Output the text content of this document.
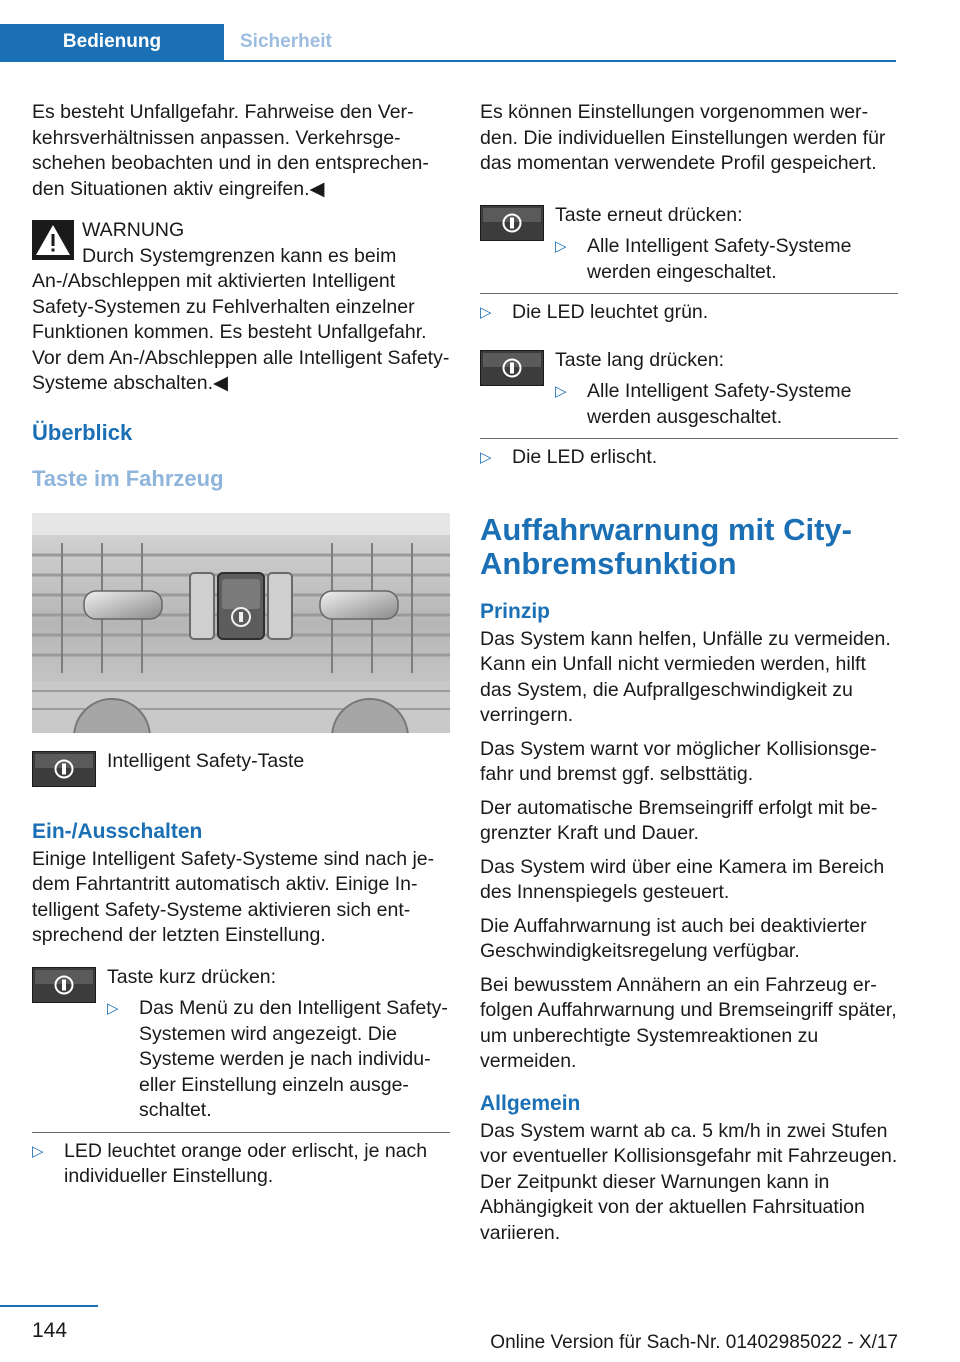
Bedienung	Sicherheit

Es besteht Unfallgefahr. Fahrweise den Verkehrsverhältnissen anpassen. Verkehrsgeschehen beobachten und in den entsprechenden Situationen aktiv eingreifen.◀

WARNUNG
Durch Systemgrenzen kann es beim An-/Abschleppen mit aktivierten Intelligent Safety-Systemen zu Fehlverhalten einzelner Funktionen kommen. Es besteht Unfallgefahr. Vor dem An-/Abschleppen alle Intelligent Safety-Systeme abschalten.◀
Überblick
Taste im Fahrzeug
Intelligent Safety-Taste
Ein-/Ausschalten

Einige Intelligent Safety-Systeme sind nach jedem Fahrtantritt automatisch aktiv. Einige Intelligent Safety-Systeme aktivieren sich entsprechend der letzten Einstellung.

Taste kurz drücken:
▷	Das Menü zu den Intelligent Safety-Systemen wird angezeigt. Die Systeme werden je nach individueller Einstellung einzeln ausgeschaltet.
▷	LED leuchtet orange oder erlischt, je nach individueller Einstellung.

Es können Einstellungen vorgenommen werden. Die individuellen Einstellungen werden für das momentan verwendete Profil gespeichert.

Taste erneut drücken:
▷	Alle Intelligent Safety-Systeme werden eingeschaltet.
▷	Die LED leuchtet grün.
Taste lang drücken:
▷	Alle Intelligent Safety-Systeme werden ausgeschaltet.
▷	Die LED erlischt.
Auffahrwarnung mit City-Anbremsfunktion
Prinzip

Das System kann helfen, Unfälle zu vermeiden. Kann ein Unfall nicht vermieden werden, hilft das System, die Aufprallgeschwindigkeit zu verringern.

Das System warnt vor möglicher Kollisionsgefahr und bremst ggf. selbsttätig.

Der automatische Bremseingriff erfolgt mit begrenzter Kraft und Dauer.

Das System wird über eine Kamera im Bereich des Innenspiegels gesteuert.

Die Auffahrwarnung ist auch bei deaktivierter Geschwindigkeitsregelung verfügbar.

Bei bewusstem Annähern an ein Fahrzeug erfolgen Auffahrwarnung und Bremseingriff später, um unberechtigte Systemreaktionen zu vermeiden.

Allgemein

Das System warnt ab ca. 5 km/h in zwei Stufen vor eventueller Kollisionsgefahr mit Fahrzeugen. Der Zeitpunkt dieser Warnungen kann in Abhängigkeit von der aktuellen Fahrsituation variieren.

144
Online Version für Sach-Nr. 01402985022 - X/17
═══
- [Exercise requirements] Please ensure that the data above is repeated exactly, with no pictures in the copy.

- [Output of the exercise]
Output the text content of this document.
Bedienung	Sicherheit

Es besteht Unfallgefahr. Fahrweise den Verkehrsverhältnissen anpassen. Verkehrsgeschehen beobachten und in den entsprechenden Situationen aktiv eingreifen.◀

WARNUNG
Durch Systemgrenzen kann es beim An-/Abschleppen mit aktivierten Intelligent Safety-Systemen zu Fehlverhalten einzelner Funktionen kommen. Es besteht Unfallgefahr. Vor dem An-/Abschleppen alle Intelligent Safety-Systeme abschalten.◀
Überblick
Taste im Fahrzeug
Intelligent Safety-Taste
Ein-/Ausschalten

Einige Intelligent Safety-Systeme sind nach jedem Fahrtantritt automatisch aktiv. Einige Intelligent Safety-Systeme aktivieren sich entsprechend der letzten Einstellung.

Taste kurz drücken:
▷	Das Menü zu den Intelligent Safety-Systemen wird angezeigt. Die Systeme werden je nach individueller Einstellung einzeln ausgeschaltet.
▷	LED leuchtet orange oder erlischt, je nach individueller Einstellung.

Es können Einstellungen vorgenommen werden. Die individuellen Einstellungen werden für das momentan verwendete Profil gespeichert.

Taste erneut drücken:
▷	Alle Intelligent Safety-Systeme werden eingeschaltet.
▷	Die LED leuchtet grün.
Taste lang drücken:
▷	Alle Intelligent Safety-Systeme werden ausgeschaltet.
▷	Die LED erlischt.
Auffahrwarnung mit City-Anbremsfunktion
Prinzip

Das System kann helfen, Unfälle zu vermeiden. Kann ein Unfall nicht vermieden werden, hilft das System, die Aufprallgeschwindigkeit zu verringern.

Das System warnt vor möglicher Kollisionsgefahr und bremst ggf. selbsttätig.

Der automatische Bremseingriff erfolgt mit begrenzter Kraft und Dauer.

Das System wird über eine Kamera im Bereich des Innenspiegels gesteuert.

Die Auffahrwarnung ist auch bei deaktivierter Geschwindigkeitsregelung verfügbar.

Bei bewusstem Annähern an ein Fahrzeug erfolgen Auffahrwarnung und Bremseingriff später, um unberechtigte Systemreaktionen zu vermeiden.

Allgemein

Das System warnt ab ca. 5 km/h in zwei Stufen vor eventueller Kollisionsgefahr mit Fahrzeugen. Der Zeitpunkt dieser Warnungen kann in Abhängigkeit von der aktuellen Fahrsituation variieren.

144
Online Version für Sach-Nr. 01402985022 - X/17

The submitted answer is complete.